==== Excerpt ====

To demonstrate the effectiveness of the proposed methods, we have three goals: (1) to assess the performance of SGFANet on LR images and other existing methods; (2) to assess the performance of SGFANet as an SS module under the existing SR-then-SS framework; and (3) to assess the effectiveness of the proposed module and evaluating how different combinations affect the model performance.

We used two datasets: the Multi-Temporal Urban Development Spacenet (i.e., Spacenet 7) and the DREAM-A+ dataset [18,19]. Spacenet 7 provides 4 m/pixel RGB imagery and the corresponding building footprint in GeoJSON format. The released images and the ground truth were captured in 60 locations worldwide. Each location provided 24 images (one per month) with a size of

1024 \times 1024

between 2017 and 2020, covering an area of approximately 18

{km}^{2}

. The DREAM-A+ dataset contains 4 m/pixel RGB imagery captured by the Gaofen-2 satellite sensor as well as the corresponding building footprints in Shapefile format. The images are presented as 256 × 256 image patches that were uniformly collected across 14 cities in China. The distribution of the data samples is shown in Figure 8.

In addition, we collected the corresponding low-resolution imagery with RGB and NIR bands from Sentinel-2 (10 m/pixel). The images were obtained in the same period and location as the corresponding image in Spacenet 7 and DREAM-A+. Images with an excessive amount of clouds (e.g., 20%) were omitted from the Sentinel-2 dataset, reducing the amount of available imagery. Then, by rasterizing the related GeoJSON and Shapefile, we matched each Sentinel-2 image with a 2.5 m building ground truth.

====

Set tasks:
1. List every spatial resolution that the dataset excerpt gives, together with the imagery or ground truth each one applies to.
2. Rewrite the dataset excerpt from "To demonstrate the" to "the model performance.", putting "the proposed network" wherever "SGFANet" appears.
3. Decide whether each statement agrees with the dataset excerpt. Answer yes or no, and quote the words that decide it.
(a) The Spacenet 7 images and ground truth come from 60 locations worldwide.
(b) DREAM-A+ supplies its building footprints in GeoJSON format.
(c) The Sentinel-2 imagery includes a NIR band.

==== Supplied records ====

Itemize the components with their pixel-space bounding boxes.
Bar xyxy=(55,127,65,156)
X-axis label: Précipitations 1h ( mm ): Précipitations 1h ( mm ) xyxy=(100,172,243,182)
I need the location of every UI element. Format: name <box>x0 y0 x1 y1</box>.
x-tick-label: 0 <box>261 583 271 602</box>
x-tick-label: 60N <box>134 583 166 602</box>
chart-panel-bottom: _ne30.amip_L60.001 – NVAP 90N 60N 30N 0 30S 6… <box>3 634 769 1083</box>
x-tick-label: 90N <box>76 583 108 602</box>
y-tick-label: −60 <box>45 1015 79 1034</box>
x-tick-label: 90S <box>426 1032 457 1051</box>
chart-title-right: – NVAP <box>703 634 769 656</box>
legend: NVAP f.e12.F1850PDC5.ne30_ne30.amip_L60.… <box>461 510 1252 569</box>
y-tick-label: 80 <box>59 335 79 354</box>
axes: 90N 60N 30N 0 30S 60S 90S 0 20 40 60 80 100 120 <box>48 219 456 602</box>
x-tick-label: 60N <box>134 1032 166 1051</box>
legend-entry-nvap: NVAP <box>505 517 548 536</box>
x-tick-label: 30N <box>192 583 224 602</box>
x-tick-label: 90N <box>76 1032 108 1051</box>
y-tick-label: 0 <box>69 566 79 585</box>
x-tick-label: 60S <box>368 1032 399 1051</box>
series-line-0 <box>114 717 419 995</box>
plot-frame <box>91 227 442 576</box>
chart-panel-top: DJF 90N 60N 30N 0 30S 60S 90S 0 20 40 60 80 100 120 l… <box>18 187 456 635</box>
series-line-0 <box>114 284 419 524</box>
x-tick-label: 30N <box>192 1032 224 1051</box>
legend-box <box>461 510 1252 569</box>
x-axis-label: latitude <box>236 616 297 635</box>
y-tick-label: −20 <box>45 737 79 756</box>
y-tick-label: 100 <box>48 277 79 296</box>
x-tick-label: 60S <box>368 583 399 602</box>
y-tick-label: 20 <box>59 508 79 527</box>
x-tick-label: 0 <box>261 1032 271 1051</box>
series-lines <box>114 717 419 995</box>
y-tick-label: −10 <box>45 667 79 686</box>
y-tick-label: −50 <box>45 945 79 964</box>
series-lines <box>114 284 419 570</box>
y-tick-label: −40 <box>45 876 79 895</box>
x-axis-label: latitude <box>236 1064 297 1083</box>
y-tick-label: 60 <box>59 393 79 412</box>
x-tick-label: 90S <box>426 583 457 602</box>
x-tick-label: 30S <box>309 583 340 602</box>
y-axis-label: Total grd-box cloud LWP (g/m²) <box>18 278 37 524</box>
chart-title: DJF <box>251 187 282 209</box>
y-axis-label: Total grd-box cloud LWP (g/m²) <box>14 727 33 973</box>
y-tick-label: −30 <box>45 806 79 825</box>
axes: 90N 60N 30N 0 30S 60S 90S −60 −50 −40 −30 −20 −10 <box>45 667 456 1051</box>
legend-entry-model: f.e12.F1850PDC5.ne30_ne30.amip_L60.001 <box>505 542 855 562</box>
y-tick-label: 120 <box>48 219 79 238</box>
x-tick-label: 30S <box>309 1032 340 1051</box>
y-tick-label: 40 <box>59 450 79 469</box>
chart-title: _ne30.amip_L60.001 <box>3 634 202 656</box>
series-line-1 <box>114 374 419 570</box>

====

Task-by-task answers:
1.
- 4 m/pixel: Spacenet 7 RGB imagery
- 4 m/pixel: DREAM-A+ RGB imagery from the Gaofen-2 satellite sensor
- 10 m/pixel: Sentinel-2 low-resolution imagery with RGB and NIR bands
- 2.5 m: building ground truth matched to each Sentinel-2 image

2.
To demonstrate the effectiveness of the proposed methods, we have three goals: (1) to assess the performance of the proposed network on LR images and other existing methods; (2) to assess the performance of the proposed network as an SS module under the existing SR-then-SS framework; and (3) to assess the effectiveness of the proposed module and evaluating how different combinations affect the model performance.

3.
(a) Yes: "The released images and the ground truth were captured in 60 locations worldwide."
(b) No: "as well as the corresponding building footprints in Shapefile format."
(c) Yes: "low-resolution imagery with RGB and NIR bands from Sentinel-2 (10 m/pixel)"